YOUR INSTRUCTIONS = Count how many lines of the data below contain the string "xlabel"; the reply should be that number alone.

━━━ RECORDS SUPPLIED

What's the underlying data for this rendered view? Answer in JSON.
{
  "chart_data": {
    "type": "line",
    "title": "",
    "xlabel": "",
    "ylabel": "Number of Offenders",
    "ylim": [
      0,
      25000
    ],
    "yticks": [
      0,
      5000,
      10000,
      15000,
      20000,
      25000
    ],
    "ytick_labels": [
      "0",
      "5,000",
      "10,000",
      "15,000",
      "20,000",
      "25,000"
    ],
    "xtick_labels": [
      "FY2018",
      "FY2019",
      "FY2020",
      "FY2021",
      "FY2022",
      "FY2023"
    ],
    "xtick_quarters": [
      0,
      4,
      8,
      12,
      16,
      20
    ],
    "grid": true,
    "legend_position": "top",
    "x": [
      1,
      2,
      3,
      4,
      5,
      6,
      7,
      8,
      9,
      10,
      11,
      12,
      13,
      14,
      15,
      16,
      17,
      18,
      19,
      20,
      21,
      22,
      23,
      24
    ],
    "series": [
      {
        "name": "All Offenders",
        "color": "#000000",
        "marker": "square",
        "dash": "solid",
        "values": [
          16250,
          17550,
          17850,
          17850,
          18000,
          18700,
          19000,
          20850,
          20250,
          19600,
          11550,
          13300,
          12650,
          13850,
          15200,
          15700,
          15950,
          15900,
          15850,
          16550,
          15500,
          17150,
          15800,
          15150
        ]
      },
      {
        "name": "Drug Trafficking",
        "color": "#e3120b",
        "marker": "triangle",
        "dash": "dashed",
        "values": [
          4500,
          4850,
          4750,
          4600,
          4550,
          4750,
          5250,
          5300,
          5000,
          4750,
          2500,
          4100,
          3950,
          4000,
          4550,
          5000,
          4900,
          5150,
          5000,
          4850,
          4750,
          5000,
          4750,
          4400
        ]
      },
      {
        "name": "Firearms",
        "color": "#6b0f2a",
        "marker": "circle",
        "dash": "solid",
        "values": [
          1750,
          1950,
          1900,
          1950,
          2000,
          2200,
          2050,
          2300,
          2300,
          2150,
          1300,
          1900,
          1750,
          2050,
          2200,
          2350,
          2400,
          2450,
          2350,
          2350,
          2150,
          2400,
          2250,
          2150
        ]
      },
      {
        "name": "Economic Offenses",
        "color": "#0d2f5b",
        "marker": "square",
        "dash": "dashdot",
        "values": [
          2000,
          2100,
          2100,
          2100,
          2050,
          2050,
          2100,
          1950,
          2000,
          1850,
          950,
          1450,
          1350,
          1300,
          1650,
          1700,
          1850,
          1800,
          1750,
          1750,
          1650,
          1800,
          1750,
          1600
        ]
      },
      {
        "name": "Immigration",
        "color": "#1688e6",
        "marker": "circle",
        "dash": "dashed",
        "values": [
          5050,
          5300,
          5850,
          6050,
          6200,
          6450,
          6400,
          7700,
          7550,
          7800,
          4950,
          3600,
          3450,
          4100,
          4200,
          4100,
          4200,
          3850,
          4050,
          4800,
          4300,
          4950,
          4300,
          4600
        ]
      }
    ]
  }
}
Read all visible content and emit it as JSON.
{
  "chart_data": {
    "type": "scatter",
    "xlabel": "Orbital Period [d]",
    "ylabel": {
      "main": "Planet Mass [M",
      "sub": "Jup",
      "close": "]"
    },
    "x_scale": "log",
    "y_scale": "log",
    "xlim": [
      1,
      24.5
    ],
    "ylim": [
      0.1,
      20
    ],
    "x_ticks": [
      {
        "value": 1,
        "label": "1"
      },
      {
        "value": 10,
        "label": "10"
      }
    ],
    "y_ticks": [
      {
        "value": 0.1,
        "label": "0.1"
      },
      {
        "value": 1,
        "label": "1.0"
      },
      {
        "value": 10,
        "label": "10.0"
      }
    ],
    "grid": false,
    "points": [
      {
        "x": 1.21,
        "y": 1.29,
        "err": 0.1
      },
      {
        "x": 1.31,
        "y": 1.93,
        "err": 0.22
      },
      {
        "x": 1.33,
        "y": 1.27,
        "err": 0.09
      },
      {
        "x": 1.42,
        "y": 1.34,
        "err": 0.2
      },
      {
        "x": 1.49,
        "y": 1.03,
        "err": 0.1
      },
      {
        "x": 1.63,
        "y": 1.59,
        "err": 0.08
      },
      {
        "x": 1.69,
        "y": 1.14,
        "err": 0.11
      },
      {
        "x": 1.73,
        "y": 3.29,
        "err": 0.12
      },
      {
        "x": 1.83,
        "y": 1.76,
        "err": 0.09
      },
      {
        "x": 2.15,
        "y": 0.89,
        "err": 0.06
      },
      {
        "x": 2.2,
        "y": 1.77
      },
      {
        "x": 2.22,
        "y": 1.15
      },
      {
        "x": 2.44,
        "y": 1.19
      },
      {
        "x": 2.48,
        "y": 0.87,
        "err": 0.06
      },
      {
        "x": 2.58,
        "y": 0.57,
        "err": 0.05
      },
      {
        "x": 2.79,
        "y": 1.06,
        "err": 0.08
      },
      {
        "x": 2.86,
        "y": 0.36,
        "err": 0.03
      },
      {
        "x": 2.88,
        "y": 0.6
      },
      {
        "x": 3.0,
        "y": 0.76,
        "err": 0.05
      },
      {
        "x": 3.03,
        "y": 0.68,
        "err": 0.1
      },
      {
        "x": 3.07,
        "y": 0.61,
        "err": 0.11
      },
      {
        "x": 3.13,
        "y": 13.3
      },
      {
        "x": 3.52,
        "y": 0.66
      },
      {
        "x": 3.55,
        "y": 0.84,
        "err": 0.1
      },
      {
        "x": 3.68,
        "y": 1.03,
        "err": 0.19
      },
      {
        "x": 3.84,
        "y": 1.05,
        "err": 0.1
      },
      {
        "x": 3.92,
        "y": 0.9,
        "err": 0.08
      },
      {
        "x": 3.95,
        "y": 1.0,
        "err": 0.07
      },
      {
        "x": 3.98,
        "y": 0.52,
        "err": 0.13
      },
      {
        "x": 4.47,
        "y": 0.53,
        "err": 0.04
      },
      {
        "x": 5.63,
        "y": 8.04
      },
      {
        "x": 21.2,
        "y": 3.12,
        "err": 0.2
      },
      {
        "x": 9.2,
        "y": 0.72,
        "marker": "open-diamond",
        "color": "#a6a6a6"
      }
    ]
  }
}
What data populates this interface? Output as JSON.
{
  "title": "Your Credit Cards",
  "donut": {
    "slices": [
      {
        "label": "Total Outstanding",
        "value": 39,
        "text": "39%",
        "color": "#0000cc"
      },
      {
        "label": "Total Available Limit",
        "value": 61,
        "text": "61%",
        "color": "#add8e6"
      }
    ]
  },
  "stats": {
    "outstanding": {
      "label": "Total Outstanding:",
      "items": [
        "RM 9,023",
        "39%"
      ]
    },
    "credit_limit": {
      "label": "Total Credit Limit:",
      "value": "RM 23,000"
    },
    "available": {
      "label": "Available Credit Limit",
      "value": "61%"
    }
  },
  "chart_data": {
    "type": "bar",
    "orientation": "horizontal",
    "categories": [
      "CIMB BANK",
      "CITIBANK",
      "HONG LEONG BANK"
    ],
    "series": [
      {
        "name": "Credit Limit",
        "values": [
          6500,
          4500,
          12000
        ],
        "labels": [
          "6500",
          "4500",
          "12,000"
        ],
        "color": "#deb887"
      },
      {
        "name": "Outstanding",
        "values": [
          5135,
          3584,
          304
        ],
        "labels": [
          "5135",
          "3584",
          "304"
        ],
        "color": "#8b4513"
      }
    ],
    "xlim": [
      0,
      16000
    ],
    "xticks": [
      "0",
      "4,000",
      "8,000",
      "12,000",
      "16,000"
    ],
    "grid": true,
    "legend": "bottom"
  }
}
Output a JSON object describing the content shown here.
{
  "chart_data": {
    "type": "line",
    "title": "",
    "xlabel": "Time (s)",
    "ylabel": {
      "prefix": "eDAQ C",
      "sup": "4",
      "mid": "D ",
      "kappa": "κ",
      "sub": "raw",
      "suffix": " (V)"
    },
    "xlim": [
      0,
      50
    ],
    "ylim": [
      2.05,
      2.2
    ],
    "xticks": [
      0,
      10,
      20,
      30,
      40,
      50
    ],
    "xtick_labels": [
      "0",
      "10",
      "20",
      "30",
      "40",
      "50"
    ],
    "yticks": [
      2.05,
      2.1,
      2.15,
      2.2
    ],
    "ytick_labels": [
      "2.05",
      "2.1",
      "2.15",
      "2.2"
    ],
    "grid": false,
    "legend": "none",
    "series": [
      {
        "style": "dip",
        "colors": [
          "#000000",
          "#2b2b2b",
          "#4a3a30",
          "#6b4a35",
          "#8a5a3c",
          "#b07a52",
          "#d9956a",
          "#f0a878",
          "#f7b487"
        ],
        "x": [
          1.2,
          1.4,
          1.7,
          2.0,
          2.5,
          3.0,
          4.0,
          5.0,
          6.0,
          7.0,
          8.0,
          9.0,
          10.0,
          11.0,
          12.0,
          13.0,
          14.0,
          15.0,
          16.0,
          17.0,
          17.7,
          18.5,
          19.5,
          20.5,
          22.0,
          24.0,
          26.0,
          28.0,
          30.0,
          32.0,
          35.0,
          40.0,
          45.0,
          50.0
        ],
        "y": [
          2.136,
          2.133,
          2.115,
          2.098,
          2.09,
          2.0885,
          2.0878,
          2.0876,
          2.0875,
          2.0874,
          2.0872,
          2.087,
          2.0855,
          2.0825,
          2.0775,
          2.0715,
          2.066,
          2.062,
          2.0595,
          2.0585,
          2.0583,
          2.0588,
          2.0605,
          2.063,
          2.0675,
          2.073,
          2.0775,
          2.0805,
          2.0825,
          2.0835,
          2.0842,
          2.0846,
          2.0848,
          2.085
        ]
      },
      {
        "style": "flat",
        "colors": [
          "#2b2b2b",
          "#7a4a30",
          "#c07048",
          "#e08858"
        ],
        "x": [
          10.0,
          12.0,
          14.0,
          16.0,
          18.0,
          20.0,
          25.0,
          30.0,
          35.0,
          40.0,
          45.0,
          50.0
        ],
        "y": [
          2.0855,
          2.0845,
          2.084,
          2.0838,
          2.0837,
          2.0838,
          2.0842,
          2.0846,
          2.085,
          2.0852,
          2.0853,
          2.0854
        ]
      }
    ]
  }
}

━━━━━━

ANSWER TO THE PROBLEM = 3